Saved entries
====
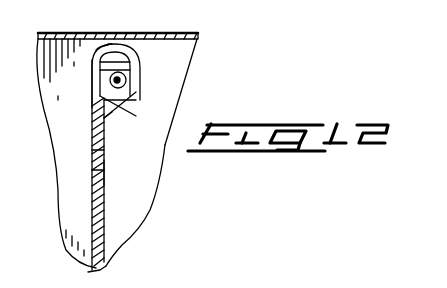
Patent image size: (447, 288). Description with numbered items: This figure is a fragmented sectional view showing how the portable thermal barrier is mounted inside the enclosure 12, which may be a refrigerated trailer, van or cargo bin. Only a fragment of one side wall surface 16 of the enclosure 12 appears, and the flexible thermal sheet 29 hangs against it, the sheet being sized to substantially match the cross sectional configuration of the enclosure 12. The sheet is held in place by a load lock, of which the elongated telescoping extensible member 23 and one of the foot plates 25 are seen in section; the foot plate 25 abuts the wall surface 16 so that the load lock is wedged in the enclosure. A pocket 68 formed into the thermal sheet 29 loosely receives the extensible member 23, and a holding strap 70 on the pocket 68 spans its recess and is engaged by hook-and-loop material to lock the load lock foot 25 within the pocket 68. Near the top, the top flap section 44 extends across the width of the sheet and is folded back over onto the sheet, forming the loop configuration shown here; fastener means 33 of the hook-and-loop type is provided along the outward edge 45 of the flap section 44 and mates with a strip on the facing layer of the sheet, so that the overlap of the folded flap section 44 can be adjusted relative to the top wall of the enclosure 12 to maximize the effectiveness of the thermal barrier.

The enclosure 12 is at (196, 72).
The side wall surface 16 is at (167, 156).
The extensible member 23 is at (126, 78).
The foot plate 25 is at (134, 52).
The flexible thermal sheet 29 is at (103, 233).
The fastener means 33 is at (106, 158).
The top flap section 44 is at (136, 98).
The outward edge 45 is at (102, 170).
The pocket 68 is at (129, 122).
The holding strap 70 is at (112, 42).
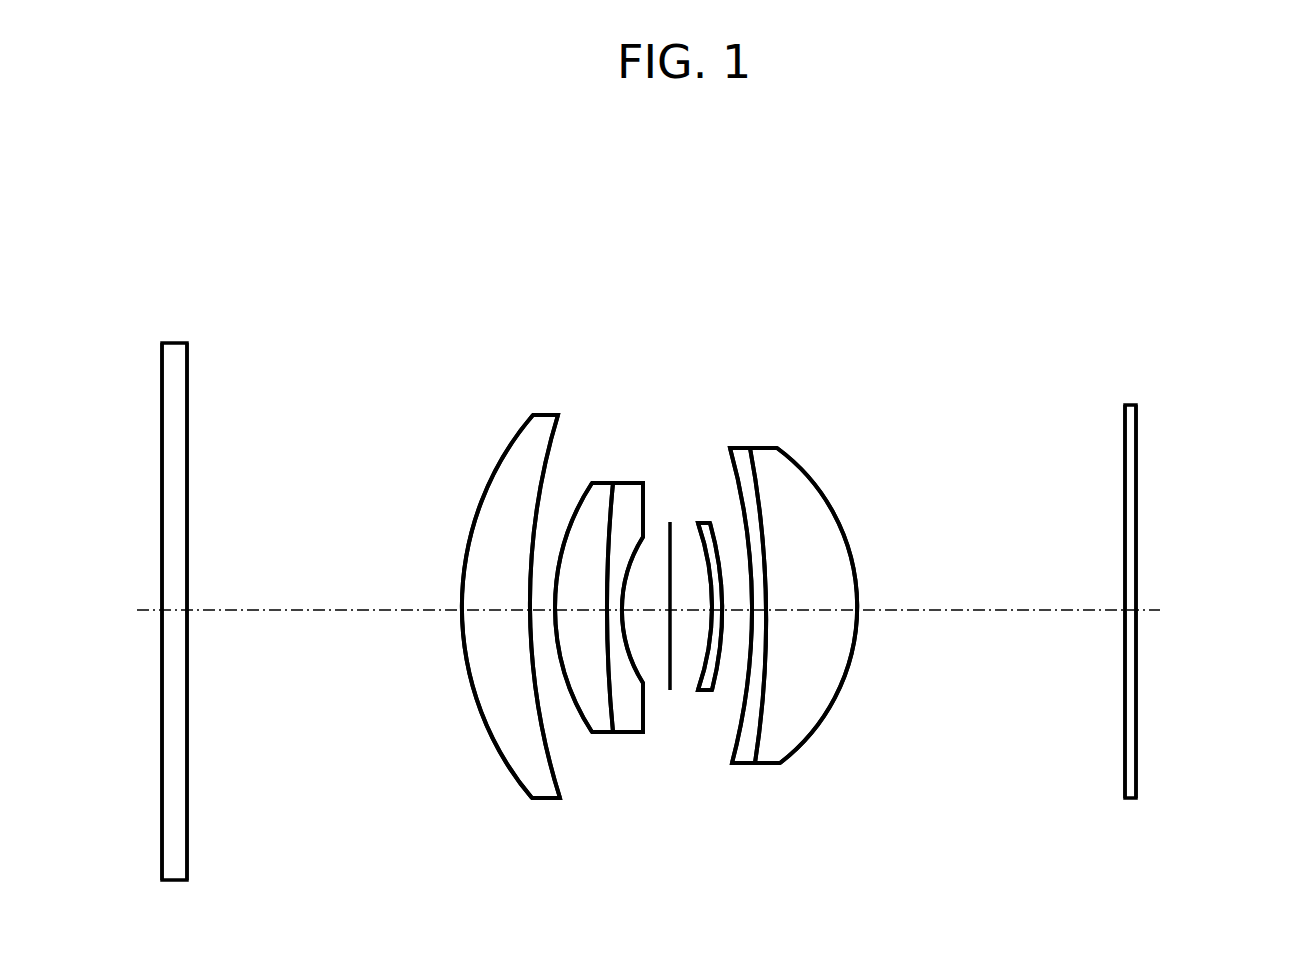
====
**Exercise brief:**
Rewrite all the records above with "thermal barrier" changed to "insulating barrier" everywhere and everything else kept the same. Leave out the pictures.

**Expected answer:**
Patent image size: (447, 288). Description with numbered items: This figure is a fragmented sectional view showing how the portable insulating barrier is mounted inside the enclosure 12, which may be a refrigerated trailer, van or cargo bin. Only a fragment of one side wall surface 16 of the enclosure 12 appears, and the flexible thermal sheet 29 hangs against it, the sheet being sized to substantially match the cross sectional configuration of the enclosure 12. The sheet is held in place by a load lock, of which the elongated telescoping extensible member 23 and one of the foot plates 25 are seen in section; the foot plate 25 abuts the wall surface 16 so that the load lock is wedged in the enclosure. A pocket 68 formed into the thermal sheet 29 loosely receives the extensible member 23, and a holding strap 70 on the pocket 68 spans its recess and is engaged by hook-and-loop material to lock the load lock foot 25 within the pocket 68. Near the top, the top flap section 44 extends across the width of the sheet and is folded back over onto the sheet, forming the loop configuration shown here; fastener means 33 of the hook-and-loop type is provided along the outward edge 45 of the flap section 44 and mates with a strip on the facing layer of the sheet, so that the overlap of the folded flap section 44 can be adjusted relative to the top wall of the enclosure 12 to maximize the effectiveness of the insulating barrier.

The enclosure 12 is at (196, 72).
The side wall surface 16 is at (167, 156).
The extensible member 23 is at (126, 78).
The foot plate 25 is at (134, 52).
The flexible thermal sheet 29 is at (103, 233).
The fastener means 33 is at (106, 158).
The top flap section 44 is at (136, 98).
The outward edge 45 is at (102, 170).
The pocket 68 is at (129, 122).
The holding strap 70 is at (112, 42).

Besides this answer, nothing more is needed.